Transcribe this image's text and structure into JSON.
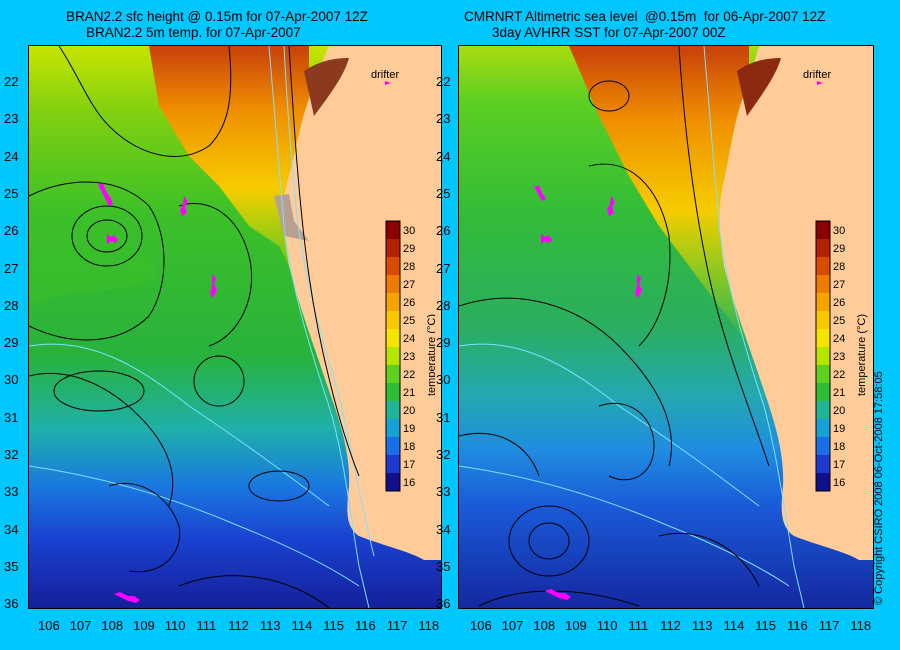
{
  "left_panel": {
    "title_line1": "BRAN2.2 sfc height @ 0.15m for 07-Apr-2007 12Z",
    "title_line2": "BRAN2.2 5m temp. for 07-Apr-2007",
    "drifter_label": "drifter"
  },
  "right_panel": {
    "title_line1": "CMRNRT Altimetric sea level  @0.15m  for 06-Apr-2007 12Z",
    "title_line2": "3day AVHRR SST for 07-Apr-2007 00Z",
    "drifter_label": "drifter"
  },
  "latitude_labels": [
    "22",
    "23",
    "24",
    "25",
    "26",
    "27",
    "28",
    "29",
    "30",
    "31",
    "32",
    "33",
    "34",
    "35",
    "36"
  ],
  "longitude_labels": [
    "106",
    "107",
    "108",
    "109",
    "110",
    "111",
    "112",
    "113",
    "114",
    "115",
    "116",
    "117",
    "118"
  ],
  "colorbar": {
    "title": "temperature (°C)",
    "ticks": [
      "30",
      "29",
      "28",
      "27",
      "26",
      "25",
      "24",
      "23",
      "22",
      "21",
      "20",
      "19",
      "18",
      "17",
      "16"
    ],
    "colors": [
      "#8b0000",
      "#b22000",
      "#d84a00",
      "#ee7a00",
      "#f5a300",
      "#f7c800",
      "#f2e600",
      "#b6e600",
      "#5ed020",
      "#2cbc36",
      "#20b49a",
      "#18a0d8",
      "#1a6ee8",
      "#1a3ad0",
      "#10108a"
    ]
  },
  "copyright": "© Copyright CSIRO 2008    06-Oct-2008 17:58:05",
  "colors": {
    "background": "#00c8ff",
    "land": "#ffcc99",
    "drifter": "#ff00ff",
    "contour": "#000000",
    "bathymetry": "#7fe0ff"
  }
}
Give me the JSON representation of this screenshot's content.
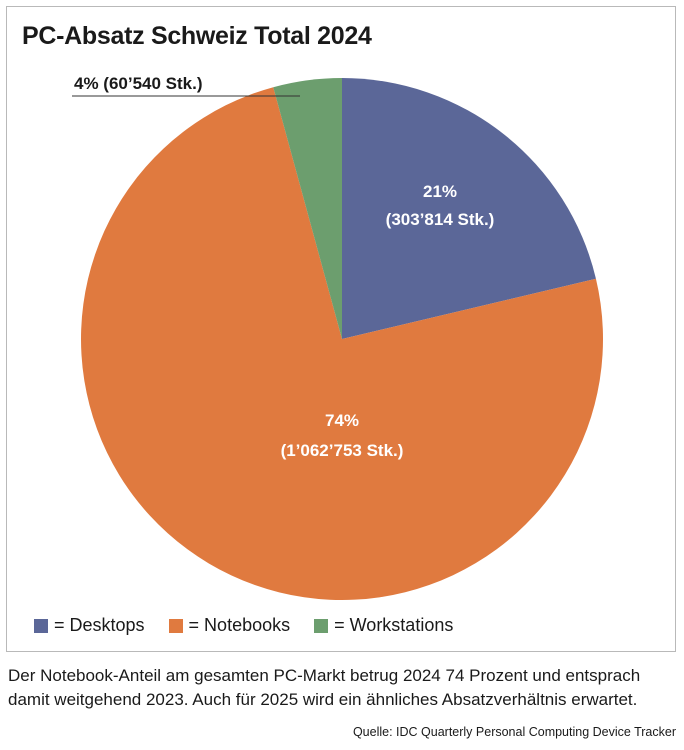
{
  "chart_data": {
    "type": "pie",
    "title": "PC-Absatz Schweiz Total 2024",
    "start_angle_deg": 0,
    "direction": "clockwise",
    "slices": [
      {
        "name": "Desktops",
        "value": 303814,
        "percent_label": "21%",
        "units_label": "(303’814 Stk.)",
        "color": "#5b6798"
      },
      {
        "name": "Notebooks",
        "value": 1062753,
        "percent_label": "74%",
        "units_label": "(1’062’753 Stk.)",
        "color": "#e07a3f"
      },
      {
        "name": "Workstations",
        "value": 60540,
        "percent_label": "4%",
        "units_label": "(60’540 Stk.)",
        "color": "#6c9e6e"
      }
    ],
    "legend": {
      "position": "bottom-left",
      "items": [
        {
          "label": "= Desktops",
          "color": "#5b6798"
        },
        {
          "label": "= Notebooks",
          "color": "#e07a3f"
        },
        {
          "label": "= Workstations",
          "color": "#6c9e6e"
        }
      ]
    },
    "callouts": {
      "workstations": "4% (60’540 Stk.)"
    }
  },
  "caption": "Der Notebook-Anteil am gesamten PC-Markt betrug 2024 74 Prozent und entsprach damit weitgehend 2023. Auch für 2025 wird ein ähnliches Absatzverhältnis erwartet.",
  "source": "Quelle: IDC Quarterly Personal Computing Device Tracker"
}
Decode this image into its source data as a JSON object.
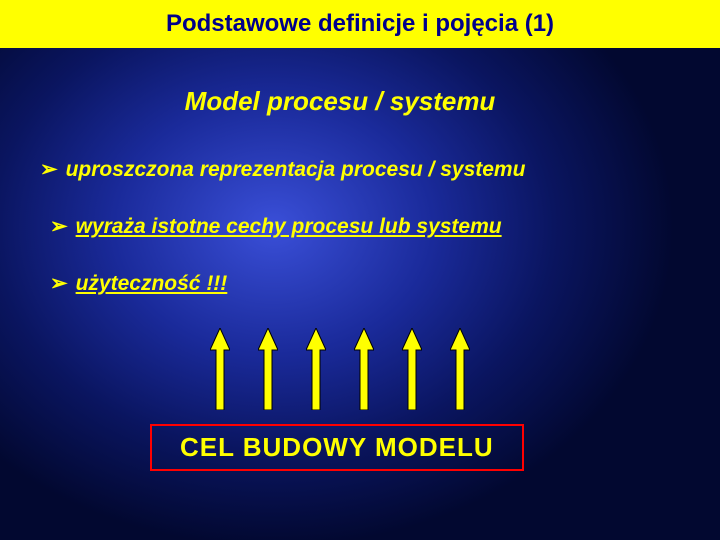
{
  "slide": {
    "background": {
      "gradient_center": "#3a4fd8",
      "gradient_mid": "#1a2a9a",
      "gradient_outer": "#020830"
    },
    "title_bar": {
      "text": "Podstawowe definicje i pojęcia (1)",
      "background_color": "#ffff00",
      "text_color": "#00008b",
      "fontsize": 24
    },
    "heading": {
      "text": "Model procesu / systemu",
      "color": "#ffff00",
      "fontsize": 26
    },
    "bullets": [
      {
        "marker": "➢",
        "text": "uproszczona reprezentacja procesu / systemu",
        "text_decoration": "none",
        "indent": 0
      },
      {
        "marker": "➢",
        "text": "wyraża istotne cechy procesu lub systemu",
        "text_decoration": "underline",
        "indent": 10
      },
      {
        "marker": "➢",
        "text": "użyteczność !!!",
        "text_decoration": "underline",
        "indent": 10
      }
    ],
    "bullet_style": {
      "color": "#ffff00",
      "fontsize": 21
    },
    "arrows": {
      "count": 6,
      "shaft_color": "#ffff00",
      "outline_color": "#000000",
      "width": 20,
      "height": 82,
      "gap": 28
    },
    "model_box": {
      "text": "CEL BUDOWY MODELU",
      "border_color": "#ff0000",
      "border_width": 2,
      "text_color": "#ffff00",
      "fontsize": 26,
      "background": "transparent"
    }
  }
}
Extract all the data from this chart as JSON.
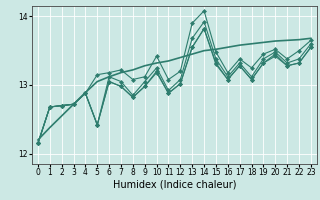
{
  "xlabel": "Humidex (Indice chaleur)",
  "bg_color": "#cce8e4",
  "line_color": "#2e7d6e",
  "grid_color": "#ffffff",
  "xmin": -0.5,
  "xmax": 23.5,
  "ymin": 11.85,
  "ymax": 14.15,
  "yticks": [
    12,
    13,
    14
  ],
  "xticks": [
    0,
    1,
    2,
    3,
    4,
    5,
    6,
    7,
    8,
    9,
    10,
    11,
    12,
    13,
    14,
    15,
    16,
    17,
    18,
    19,
    20,
    21,
    22,
    23
  ],
  "series": [
    [
      12.15,
      12.68,
      12.7,
      12.72,
      12.88,
      12.42,
      13.12,
      13.05,
      12.85,
      13.05,
      13.25,
      12.92,
      13.08,
      13.68,
      13.92,
      13.38,
      13.12,
      13.32,
      13.12,
      13.38,
      13.48,
      13.32,
      13.38,
      13.6
    ],
    [
      12.15,
      12.68,
      12.7,
      12.72,
      12.88,
      13.15,
      13.18,
      13.22,
      13.08,
      13.12,
      13.42,
      13.08,
      13.2,
      13.9,
      14.08,
      13.48,
      13.18,
      13.38,
      13.25,
      13.45,
      13.52,
      13.38,
      13.5,
      13.65
    ],
    [
      12.15,
      12.68,
      12.7,
      12.72,
      12.88,
      12.42,
      13.05,
      12.98,
      12.82,
      12.98,
      13.2,
      12.88,
      13.02,
      13.55,
      13.82,
      13.32,
      13.08,
      13.28,
      13.08,
      13.32,
      13.45,
      13.28,
      13.32,
      13.55
    ],
    [
      12.15,
      12.68,
      12.7,
      12.72,
      12.88,
      12.42,
      13.05,
      12.98,
      12.82,
      12.98,
      13.18,
      12.88,
      13.02,
      13.55,
      13.82,
      13.3,
      13.08,
      13.28,
      13.08,
      13.32,
      13.42,
      13.28,
      13.32,
      13.55
    ]
  ],
  "trend": [
    12.2,
    12.38,
    12.55,
    12.72,
    12.89,
    13.05,
    13.12,
    13.18,
    13.22,
    13.28,
    13.32,
    13.35,
    13.4,
    13.45,
    13.5,
    13.52,
    13.55,
    13.58,
    13.6,
    13.62,
    13.64,
    13.65,
    13.66,
    13.68
  ],
  "marker": "D",
  "markersize": 2.0,
  "linewidth": 0.8,
  "tick_fontsize": 5.5,
  "xlabel_fontsize": 7.0
}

■ ■ ■ ■ ■ ■ ■

Work to complete :: Repeat the listing verbatim. Skip the pictures.

Reply to the task ::
Transcribe this image's text and structure into JSON.
{
  "left_panel": {
    "title_line1": "BRAN2.2 sfc height @ 0.15m for 07-Apr-2007 12Z",
    "title_line2": "BRAN2.2 5m temp. for 07-Apr-2007",
    "drifter_label": "drifter"
  },
  "right_panel": {
    "title_line1": "CMRNRT Altimetric sea level  @0.15m  for 06-Apr-2007 12Z",
    "title_line2": "3day AVHRR SST for 07-Apr-2007 00Z",
    "drifter_label": "drifter"
  },
  "latitude_labels": [
    "22",
    "23",
    "24",
    "25",
    "26",
    "27",
    "28",
    "29",
    "30",
    "31",
    "32",
    "33",
    "34",
    "35",
    "36"
  ],
  "longitude_labels": [
    "106",
    "107",
    "108",
    "109",
    "110",
    "111",
    "112",
    "113",
    "114",
    "115",
    "116",
    "117",
    "118"
  ],
  "colorbar": {
    "title": "temperature (°C)",
    "ticks": [
      "30",
      "29",
      "28",
      "27",
      "26",
      "25",
      "24",
      "23",
      "22",
      "21",
      "20",
      "19",
      "18",
      "17",
      "16"
    ],
    "colors": [
      "#8b0000",
      "#b22000",
      "#d84a00",
      "#ee7a00",
      "#f5a300",
      "#f7c800",
      "#f2e600",
      "#b6e600",
      "#5ed020",
      "#2cbc36",
      "#20b49a",
      "#18a0d8",
      "#1a6ee8",
      "#1a3ad0",
      "#10108a"
    ]
  },
  "copyright": "© Copyright CSIRO 2008    06-Oct-2008 17:58:05",
  "colors": {
    "background": "#00c8ff",
    "land": "#ffcc99",
    "drifter": "#ff00ff",
    "contour": "#000000",
    "bathymetry": "#7fe0ff"
  }
}
Give me the JSON representation of this screenshot's content.
{
  "chart_data": {
    "type": "pie",
    "title": "PC-Absatz Schweiz Total 2024",
    "start_angle_deg": 0,
    "direction": "clockwise",
    "slices": [
      {
        "name": "Desktops",
        "value": 303814,
        "percent_label": "21%",
        "units_label": "(303’814 Stk.)",
        "color": "#5b6798"
      },
      {
        "name": "Notebooks",
        "value": 1062753,
        "percent_label": "74%",
        "units_label": "(1’062’753 Stk.)",
        "color": "#e07a3f"
      },
      {
        "name": "Workstations",
        "value": 60540,
        "percent_label": "4%",
        "units_label": "(60’540 Stk.)",
        "color": "#6c9e6e"
      }
    ],
    "legend": {
      "position": "bottom-left",
      "items": [
        {
          "label": "= Desktops",
          "color": "#5b6798"
        },
        {
          "label": "= Notebooks",
          "color": "#e07a3f"
        },
        {
          "label": "= Workstations",
          "color": "#6c9e6e"
        }
      ]
    },
    "callouts": {
      "workstations": "4% (60’540 Stk.)"
    }
  },
  "caption": "Der Notebook-Anteil am gesamten PC-Markt betrug 2024 74 Prozent und entsprach damit weitgehend 2023. Auch für 2025 wird ein ähnliches Absatzverhältnis erwartet.",
  "source": "Quelle: IDC Quarterly Personal Computing Device Tracker"
}
Decode this image into its source data as a JSON object.
{
  "slide": {
    "background": {
      "gradient_center": "#3a4fd8",
      "gradient_mid": "#1a2a9a",
      "gradient_outer": "#020830"
    },
    "title_bar": {
      "text": "Podstawowe definicje i pojęcia (1)",
      "background_color": "#ffff00",
      "text_color": "#00008b",
      "fontsize": 24
    },
    "heading": {
      "text": "Model procesu / systemu",
      "color": "#ffff00",
      "fontsize": 26
    },
    "bullets": [
      {
        "marker": "➢",
        "text": "uproszczona reprezentacja procesu / systemu",
        "text_decoration": "none",
        "indent": 0
      },
      {
        "marker": "➢",
        "text": "wyraża istotne cechy procesu lub systemu",
        "text_decoration": "underline",
        "indent": 10
      },
      {
        "marker": "➢",
        "text": "użyteczność !!!",
        "text_decoration": "underline",
        "indent": 10
      }
    ],
    "bullet_style": {
      "color": "#ffff00",
      "fontsize": 21
    },
    "arrows": {
      "count": 6,
      "shaft_color": "#ffff00",
      "outline_color": "#000000",
      "width": 20,
      "height": 82,
      "gap": 28
    },
    "model_box": {
      "text": "CEL BUDOWY MODELU",
      "border_color": "#ff0000",
      "border_width": 2,
      "text_color": "#ffff00",
      "fontsize": 26,
      "background": "transparent"
    }
  }
}
Extract all the data from this chart as JSON.
{
  "xlabel": "Humidex (Indice chaleur)",
  "bg_color": "#cce8e4",
  "line_color": "#2e7d6e",
  "grid_color": "#ffffff",
  "xmin": -0.5,
  "xmax": 23.5,
  "ymin": 11.85,
  "ymax": 14.15,
  "yticks": [
    12,
    13,
    14
  ],
  "xticks": [
    0,
    1,
    2,
    3,
    4,
    5,
    6,
    7,
    8,
    9,
    10,
    11,
    12,
    13,
    14,
    15,
    16,
    17,
    18,
    19,
    20,
    21,
    22,
    23
  ],
  "series": [
    [
      12.15,
      12.68,
      12.7,
      12.72,
      12.88,
      12.42,
      13.12,
      13.05,
      12.85,
      13.05,
      13.25,
      12.92,
      13.08,
      13.68,
      13.92,
      13.38,
      13.12,
      13.32,
      13.12,
      13.38,
      13.48,
      13.32,
      13.38,
      13.6
    ],
    [
      12.15,
      12.68,
      12.7,
      12.72,
      12.88,
      13.15,
      13.18,
      13.22,
      13.08,
      13.12,
      13.42,
      13.08,
      13.2,
      13.9,
      14.08,
      13.48,
      13.18,
      13.38,
      13.25,
      13.45,
      13.52,
      13.38,
      13.5,
      13.65
    ],
    [
      12.15,
      12.68,
      12.7,
      12.72,
      12.88,
      12.42,
      13.05,
      12.98,
      12.82,
      12.98,
      13.2,
      12.88,
      13.02,
      13.55,
      13.82,
      13.32,
      13.08,
      13.28,
      13.08,
      13.32,
      13.45,
      13.28,
      13.32,
      13.55
    ],
    [
      12.15,
      12.68,
      12.7,
      12.72,
      12.88,
      12.42,
      13.05,
      12.98,
      12.82,
      12.98,
      13.18,
      12.88,
      13.02,
      13.55,
      13.82,
      13.3,
      13.08,
      13.28,
      13.08,
      13.32,
      13.42,
      13.28,
      13.32,
      13.55
    ]
  ],
  "trend": [
    12.2,
    12.38,
    12.55,
    12.72,
    12.89,
    13.05,
    13.12,
    13.18,
    13.22,
    13.28,
    13.32,
    13.35,
    13.4,
    13.45,
    13.5,
    13.52,
    13.55,
    13.58,
    13.6,
    13.62,
    13.64,
    13.65,
    13.66,
    13.68
  ],
  "marker": "D",
  "markersize": 2.0,
  "linewidth": 0.8,
  "tick_fontsize": 5.5,
  "xlabel_fontsize": 7.0
}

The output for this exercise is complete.